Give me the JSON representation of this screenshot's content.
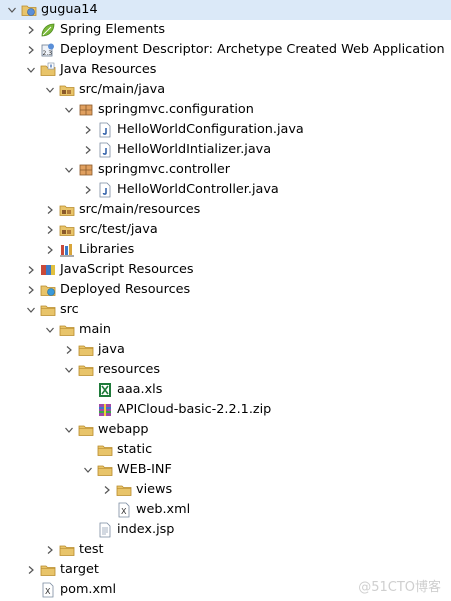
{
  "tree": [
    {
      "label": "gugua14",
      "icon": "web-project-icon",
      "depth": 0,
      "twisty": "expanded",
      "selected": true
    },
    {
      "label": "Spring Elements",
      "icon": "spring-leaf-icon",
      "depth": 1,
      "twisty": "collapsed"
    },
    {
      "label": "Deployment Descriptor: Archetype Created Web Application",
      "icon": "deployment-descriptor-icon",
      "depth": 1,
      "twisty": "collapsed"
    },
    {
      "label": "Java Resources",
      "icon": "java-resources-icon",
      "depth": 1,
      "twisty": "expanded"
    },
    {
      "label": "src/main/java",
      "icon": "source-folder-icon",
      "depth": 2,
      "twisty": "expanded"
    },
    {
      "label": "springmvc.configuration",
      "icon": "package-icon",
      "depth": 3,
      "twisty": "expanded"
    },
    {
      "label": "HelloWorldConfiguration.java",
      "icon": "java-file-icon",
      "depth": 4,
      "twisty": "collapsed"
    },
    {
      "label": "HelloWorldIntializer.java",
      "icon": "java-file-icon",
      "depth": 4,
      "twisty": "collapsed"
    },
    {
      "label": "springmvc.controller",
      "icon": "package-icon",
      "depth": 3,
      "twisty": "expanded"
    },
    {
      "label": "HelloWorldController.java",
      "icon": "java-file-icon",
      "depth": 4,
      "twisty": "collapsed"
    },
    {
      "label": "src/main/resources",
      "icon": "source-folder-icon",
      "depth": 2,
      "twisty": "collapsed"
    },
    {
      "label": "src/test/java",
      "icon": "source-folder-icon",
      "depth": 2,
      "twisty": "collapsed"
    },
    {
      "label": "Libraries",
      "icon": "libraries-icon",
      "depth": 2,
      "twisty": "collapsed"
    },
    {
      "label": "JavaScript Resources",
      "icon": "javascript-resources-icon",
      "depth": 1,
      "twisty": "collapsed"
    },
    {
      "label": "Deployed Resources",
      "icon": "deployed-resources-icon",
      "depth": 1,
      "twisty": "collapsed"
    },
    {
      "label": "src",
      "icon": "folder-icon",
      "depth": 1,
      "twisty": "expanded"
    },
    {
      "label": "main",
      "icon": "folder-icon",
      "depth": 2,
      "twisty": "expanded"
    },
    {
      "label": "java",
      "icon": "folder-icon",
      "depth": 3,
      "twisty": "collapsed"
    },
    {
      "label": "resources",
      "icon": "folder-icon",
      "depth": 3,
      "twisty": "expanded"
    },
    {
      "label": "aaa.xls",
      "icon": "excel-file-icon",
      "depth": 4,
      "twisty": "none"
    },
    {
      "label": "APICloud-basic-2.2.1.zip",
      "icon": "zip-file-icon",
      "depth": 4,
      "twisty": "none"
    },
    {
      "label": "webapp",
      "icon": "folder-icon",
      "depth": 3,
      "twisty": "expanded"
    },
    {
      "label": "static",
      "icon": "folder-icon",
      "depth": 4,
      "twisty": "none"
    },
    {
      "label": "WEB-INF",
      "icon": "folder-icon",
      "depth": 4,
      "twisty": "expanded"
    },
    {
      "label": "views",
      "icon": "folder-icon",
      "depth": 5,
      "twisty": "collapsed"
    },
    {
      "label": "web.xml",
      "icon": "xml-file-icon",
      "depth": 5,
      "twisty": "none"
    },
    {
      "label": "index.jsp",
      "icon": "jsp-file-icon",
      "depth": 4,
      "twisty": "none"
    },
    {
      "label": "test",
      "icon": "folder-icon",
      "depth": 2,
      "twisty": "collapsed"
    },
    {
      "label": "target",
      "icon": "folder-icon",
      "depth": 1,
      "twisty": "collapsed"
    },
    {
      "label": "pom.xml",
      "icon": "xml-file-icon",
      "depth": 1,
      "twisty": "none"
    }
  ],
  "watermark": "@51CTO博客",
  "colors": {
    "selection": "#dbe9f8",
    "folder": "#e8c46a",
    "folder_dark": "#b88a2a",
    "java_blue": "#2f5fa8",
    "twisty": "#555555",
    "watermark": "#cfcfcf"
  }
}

--------------------

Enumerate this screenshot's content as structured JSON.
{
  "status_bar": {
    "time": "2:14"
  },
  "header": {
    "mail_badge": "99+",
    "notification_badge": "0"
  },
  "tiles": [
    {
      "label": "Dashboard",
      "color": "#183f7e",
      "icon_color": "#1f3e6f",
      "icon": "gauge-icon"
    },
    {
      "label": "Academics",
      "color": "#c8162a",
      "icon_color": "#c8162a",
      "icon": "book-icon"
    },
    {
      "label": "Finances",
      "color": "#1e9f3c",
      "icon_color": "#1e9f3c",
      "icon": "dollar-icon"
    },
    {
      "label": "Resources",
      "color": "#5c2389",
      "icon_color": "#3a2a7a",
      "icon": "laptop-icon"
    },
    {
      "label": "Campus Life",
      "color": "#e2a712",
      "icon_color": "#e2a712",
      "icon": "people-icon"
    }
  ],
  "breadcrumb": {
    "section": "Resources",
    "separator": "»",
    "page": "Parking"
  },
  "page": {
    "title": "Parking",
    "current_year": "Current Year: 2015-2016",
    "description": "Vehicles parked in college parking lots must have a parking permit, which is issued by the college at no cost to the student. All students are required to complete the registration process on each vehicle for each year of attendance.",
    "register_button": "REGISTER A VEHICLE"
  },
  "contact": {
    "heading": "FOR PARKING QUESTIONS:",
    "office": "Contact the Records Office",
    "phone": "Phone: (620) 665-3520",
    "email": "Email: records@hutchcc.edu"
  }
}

--------------------

* THE REQUEST
Write down every line of the data above that includes the string "content".

* COMPLETE RESPONSE
Give me the JSON representation of this screenshot's content.
Enumerate this screenshot's content as structured JSON.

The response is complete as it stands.